--- Begin Records for the exercise ---

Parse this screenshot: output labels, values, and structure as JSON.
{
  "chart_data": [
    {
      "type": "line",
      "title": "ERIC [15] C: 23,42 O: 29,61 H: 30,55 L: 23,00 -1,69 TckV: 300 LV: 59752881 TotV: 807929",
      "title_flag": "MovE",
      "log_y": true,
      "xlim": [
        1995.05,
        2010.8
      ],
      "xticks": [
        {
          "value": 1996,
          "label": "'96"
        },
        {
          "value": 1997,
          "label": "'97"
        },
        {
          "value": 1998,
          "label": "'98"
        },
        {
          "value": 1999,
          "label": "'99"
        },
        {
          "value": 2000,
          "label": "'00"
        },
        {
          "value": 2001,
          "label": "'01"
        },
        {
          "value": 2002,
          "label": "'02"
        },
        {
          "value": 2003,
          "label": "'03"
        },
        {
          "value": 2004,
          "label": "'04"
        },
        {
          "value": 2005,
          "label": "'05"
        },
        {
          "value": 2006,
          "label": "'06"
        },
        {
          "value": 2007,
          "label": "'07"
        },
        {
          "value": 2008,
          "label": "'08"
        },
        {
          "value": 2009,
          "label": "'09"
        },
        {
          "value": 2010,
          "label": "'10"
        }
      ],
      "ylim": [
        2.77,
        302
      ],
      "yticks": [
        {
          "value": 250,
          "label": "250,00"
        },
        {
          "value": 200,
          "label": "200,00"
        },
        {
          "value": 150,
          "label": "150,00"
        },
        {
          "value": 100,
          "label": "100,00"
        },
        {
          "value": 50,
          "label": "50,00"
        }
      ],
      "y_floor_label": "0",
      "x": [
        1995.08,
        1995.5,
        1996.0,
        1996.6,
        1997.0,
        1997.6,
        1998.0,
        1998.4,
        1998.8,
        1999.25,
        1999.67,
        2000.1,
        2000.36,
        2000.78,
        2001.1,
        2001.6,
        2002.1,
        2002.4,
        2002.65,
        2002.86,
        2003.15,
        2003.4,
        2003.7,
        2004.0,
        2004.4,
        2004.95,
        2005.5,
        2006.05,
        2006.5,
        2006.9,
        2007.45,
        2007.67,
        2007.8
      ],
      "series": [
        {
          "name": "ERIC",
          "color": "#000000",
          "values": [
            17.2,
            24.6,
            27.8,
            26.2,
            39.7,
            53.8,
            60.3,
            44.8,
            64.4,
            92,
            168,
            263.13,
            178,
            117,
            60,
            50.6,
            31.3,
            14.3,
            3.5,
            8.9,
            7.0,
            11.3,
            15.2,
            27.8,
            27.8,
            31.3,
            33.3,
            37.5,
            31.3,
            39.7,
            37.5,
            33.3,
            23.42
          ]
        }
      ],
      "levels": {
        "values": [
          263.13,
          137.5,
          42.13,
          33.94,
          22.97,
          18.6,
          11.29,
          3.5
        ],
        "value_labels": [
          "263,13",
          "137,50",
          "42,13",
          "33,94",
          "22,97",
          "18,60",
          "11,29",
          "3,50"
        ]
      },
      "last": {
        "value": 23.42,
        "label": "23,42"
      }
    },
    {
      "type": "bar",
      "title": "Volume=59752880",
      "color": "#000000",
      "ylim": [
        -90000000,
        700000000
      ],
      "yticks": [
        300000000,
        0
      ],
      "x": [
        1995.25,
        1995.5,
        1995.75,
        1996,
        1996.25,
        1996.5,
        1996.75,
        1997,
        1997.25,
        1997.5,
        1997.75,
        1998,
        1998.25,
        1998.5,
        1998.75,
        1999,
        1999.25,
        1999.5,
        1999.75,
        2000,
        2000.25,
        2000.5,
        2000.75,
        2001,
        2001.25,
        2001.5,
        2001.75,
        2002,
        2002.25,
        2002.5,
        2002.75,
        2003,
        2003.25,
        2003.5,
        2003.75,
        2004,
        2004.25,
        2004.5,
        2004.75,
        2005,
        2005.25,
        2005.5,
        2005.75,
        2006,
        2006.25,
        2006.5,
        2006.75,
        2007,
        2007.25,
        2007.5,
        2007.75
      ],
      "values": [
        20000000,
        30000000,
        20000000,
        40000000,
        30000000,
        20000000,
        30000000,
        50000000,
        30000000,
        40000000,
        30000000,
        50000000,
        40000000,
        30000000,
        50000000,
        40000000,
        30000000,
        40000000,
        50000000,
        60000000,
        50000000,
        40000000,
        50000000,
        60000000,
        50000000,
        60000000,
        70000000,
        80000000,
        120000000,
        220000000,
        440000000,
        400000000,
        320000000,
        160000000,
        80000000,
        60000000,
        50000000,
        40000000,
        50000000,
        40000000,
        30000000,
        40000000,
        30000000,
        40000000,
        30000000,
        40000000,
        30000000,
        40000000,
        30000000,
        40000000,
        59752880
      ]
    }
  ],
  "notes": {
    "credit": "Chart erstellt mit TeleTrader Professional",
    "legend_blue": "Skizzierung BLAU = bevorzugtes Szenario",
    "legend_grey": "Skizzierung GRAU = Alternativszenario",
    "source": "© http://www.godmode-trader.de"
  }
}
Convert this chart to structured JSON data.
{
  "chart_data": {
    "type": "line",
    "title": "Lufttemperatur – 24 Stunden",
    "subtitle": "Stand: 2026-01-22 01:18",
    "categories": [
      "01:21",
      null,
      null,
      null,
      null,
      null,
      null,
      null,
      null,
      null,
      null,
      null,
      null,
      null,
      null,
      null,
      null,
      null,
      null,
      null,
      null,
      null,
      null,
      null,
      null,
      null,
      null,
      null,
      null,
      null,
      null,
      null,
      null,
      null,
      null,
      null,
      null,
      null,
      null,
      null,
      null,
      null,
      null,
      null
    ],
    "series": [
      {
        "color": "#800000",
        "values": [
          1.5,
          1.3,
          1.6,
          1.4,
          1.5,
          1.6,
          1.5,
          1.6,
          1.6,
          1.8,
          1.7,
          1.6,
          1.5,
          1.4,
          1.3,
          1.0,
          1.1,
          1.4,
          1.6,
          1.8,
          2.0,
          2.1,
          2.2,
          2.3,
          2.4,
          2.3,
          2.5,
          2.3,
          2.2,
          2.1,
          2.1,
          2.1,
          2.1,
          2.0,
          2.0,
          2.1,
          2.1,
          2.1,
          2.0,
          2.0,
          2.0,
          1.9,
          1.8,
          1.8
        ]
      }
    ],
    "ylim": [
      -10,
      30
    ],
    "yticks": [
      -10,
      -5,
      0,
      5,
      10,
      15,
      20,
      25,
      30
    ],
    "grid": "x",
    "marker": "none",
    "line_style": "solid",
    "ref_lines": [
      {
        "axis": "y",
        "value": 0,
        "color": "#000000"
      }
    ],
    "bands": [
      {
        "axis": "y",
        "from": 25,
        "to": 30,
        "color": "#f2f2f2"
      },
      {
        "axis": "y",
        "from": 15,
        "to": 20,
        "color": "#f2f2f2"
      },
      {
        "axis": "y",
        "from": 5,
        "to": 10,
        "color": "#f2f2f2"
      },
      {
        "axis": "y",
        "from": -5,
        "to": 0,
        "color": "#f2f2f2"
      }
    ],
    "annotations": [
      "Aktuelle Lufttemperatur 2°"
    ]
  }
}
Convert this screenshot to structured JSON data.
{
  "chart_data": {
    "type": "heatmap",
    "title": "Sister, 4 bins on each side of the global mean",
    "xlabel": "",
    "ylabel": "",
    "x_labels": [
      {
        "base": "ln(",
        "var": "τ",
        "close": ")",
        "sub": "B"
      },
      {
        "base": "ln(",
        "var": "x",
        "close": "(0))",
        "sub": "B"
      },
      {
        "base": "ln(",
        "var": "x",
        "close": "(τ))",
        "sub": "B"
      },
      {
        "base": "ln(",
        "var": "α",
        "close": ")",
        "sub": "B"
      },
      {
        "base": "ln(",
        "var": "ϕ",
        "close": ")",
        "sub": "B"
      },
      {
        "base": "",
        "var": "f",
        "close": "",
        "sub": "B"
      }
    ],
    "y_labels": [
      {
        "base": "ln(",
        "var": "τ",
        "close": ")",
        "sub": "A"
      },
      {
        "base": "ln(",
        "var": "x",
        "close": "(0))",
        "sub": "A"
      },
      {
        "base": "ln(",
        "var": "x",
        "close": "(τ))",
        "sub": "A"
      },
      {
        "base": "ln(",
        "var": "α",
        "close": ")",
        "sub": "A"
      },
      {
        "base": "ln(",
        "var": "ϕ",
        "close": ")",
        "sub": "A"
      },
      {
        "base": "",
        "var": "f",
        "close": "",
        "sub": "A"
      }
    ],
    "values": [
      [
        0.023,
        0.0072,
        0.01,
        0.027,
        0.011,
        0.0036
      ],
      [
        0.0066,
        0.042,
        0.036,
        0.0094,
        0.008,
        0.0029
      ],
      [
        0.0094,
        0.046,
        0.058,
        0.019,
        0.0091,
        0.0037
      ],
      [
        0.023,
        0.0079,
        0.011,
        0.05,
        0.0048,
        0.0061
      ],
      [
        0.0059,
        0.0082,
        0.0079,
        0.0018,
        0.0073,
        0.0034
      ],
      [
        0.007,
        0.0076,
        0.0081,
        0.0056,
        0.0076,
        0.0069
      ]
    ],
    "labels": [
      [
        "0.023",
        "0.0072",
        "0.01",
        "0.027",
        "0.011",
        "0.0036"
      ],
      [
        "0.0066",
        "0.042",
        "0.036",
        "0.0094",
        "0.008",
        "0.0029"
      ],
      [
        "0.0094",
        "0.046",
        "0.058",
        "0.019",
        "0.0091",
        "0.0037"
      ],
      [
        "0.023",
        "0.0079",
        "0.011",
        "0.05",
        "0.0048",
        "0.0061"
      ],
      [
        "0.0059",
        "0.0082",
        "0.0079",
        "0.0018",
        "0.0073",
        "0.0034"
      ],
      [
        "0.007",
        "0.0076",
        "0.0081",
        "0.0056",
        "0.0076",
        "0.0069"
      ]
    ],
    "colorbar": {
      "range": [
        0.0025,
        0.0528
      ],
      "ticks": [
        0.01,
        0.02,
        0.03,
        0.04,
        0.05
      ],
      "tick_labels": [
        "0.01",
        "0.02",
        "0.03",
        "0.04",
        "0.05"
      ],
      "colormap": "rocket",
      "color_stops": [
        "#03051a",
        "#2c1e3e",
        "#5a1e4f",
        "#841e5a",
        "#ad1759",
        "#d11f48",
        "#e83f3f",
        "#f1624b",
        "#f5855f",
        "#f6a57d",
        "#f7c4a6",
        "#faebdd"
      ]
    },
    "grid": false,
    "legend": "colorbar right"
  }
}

--- End Records for the exercise ---

**Given instruction**. Scan the material above. Copy each line where "Convert" occurs.

**Task answer**.
Convert this chart to structured JSON data.
Convert this screenshot to structured JSON data.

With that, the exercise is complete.